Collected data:
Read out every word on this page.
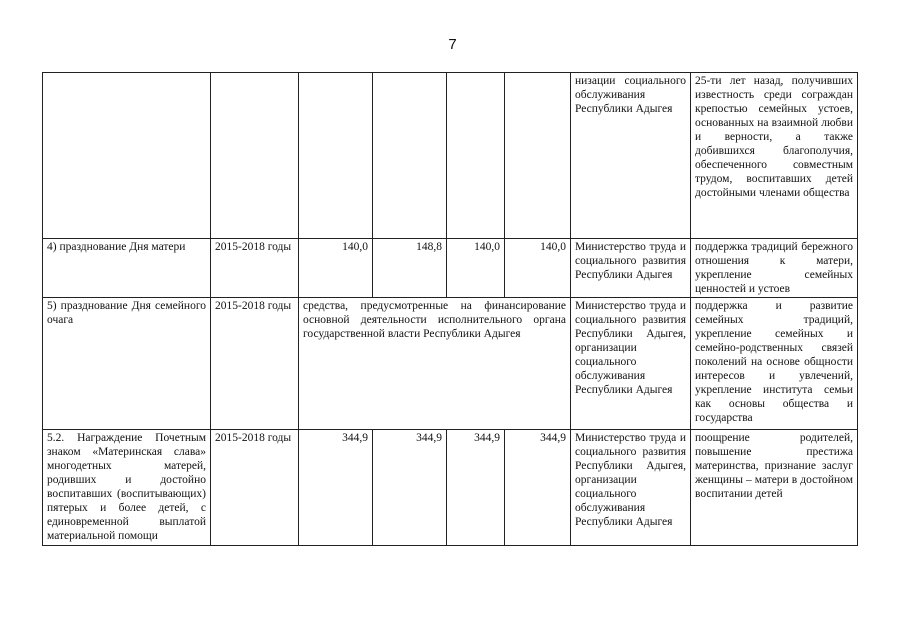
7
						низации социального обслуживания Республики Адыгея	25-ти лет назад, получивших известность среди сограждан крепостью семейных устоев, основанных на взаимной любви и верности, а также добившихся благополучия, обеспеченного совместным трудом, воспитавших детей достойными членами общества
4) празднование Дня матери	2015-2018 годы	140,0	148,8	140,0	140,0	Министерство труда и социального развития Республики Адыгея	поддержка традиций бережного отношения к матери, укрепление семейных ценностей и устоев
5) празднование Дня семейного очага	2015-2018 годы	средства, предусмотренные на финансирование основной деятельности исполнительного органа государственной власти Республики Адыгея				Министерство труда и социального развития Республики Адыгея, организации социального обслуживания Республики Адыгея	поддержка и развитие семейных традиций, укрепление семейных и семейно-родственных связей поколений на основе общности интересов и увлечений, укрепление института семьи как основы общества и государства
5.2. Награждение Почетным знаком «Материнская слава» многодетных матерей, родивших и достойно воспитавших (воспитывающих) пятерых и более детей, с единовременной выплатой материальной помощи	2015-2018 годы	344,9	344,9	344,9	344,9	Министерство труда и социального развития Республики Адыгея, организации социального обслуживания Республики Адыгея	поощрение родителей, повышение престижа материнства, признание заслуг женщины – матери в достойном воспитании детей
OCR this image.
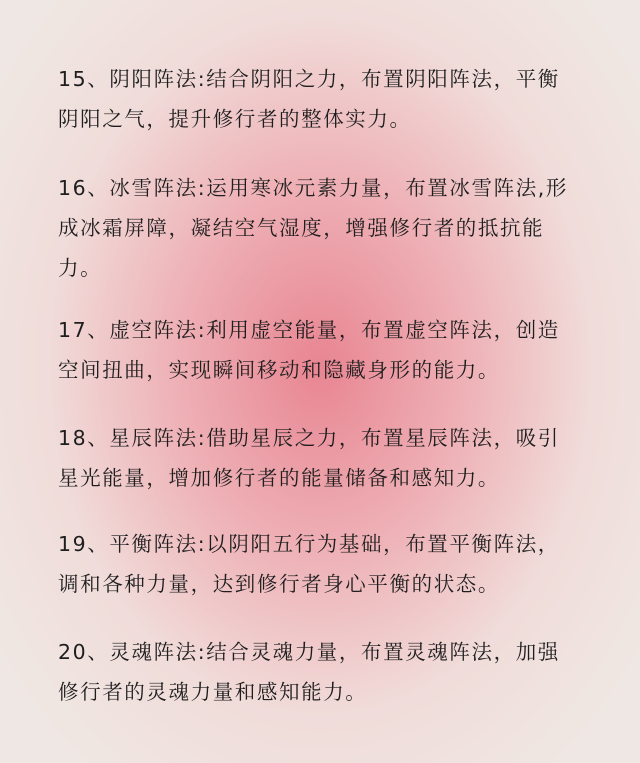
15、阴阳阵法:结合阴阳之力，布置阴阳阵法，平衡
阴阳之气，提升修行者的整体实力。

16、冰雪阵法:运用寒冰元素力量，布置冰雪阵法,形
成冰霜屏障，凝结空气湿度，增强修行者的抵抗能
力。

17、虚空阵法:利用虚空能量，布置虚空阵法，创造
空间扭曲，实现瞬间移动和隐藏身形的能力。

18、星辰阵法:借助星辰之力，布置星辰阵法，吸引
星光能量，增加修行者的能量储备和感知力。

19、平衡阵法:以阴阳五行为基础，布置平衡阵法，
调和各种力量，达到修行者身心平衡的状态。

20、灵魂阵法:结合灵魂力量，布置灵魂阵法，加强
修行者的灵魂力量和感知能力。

Goal:
Please reproduce nothing but the lines from the one containing "OCR this image." through the closing line of the listing, retyped word for word, pictures excluded.

Worked answer:
OCR this image.
15、阴阳阵法:结合阴阳之力，布置阴阳阵法，平衡
阴阳之气，提升修行者的整体实力。

16、冰雪阵法:运用寒冰元素力量，布置冰雪阵法,形
成冰霜屏障，凝结空气湿度，增强修行者的抵抗能
力。

17、虚空阵法:利用虚空能量，布置虚空阵法，创造
空间扭曲，实现瞬间移动和隐藏身形的能力。

18、星辰阵法:借助星辰之力，布置星辰阵法，吸引
星光能量，增加修行者的能量储备和感知力。

19、平衡阵法:以阴阳五行为基础，布置平衡阵法，
调和各种力量，达到修行者身心平衡的状态。

20、灵魂阵法:结合灵魂力量，布置灵魂阵法，加强
修行者的灵魂力量和感知能力。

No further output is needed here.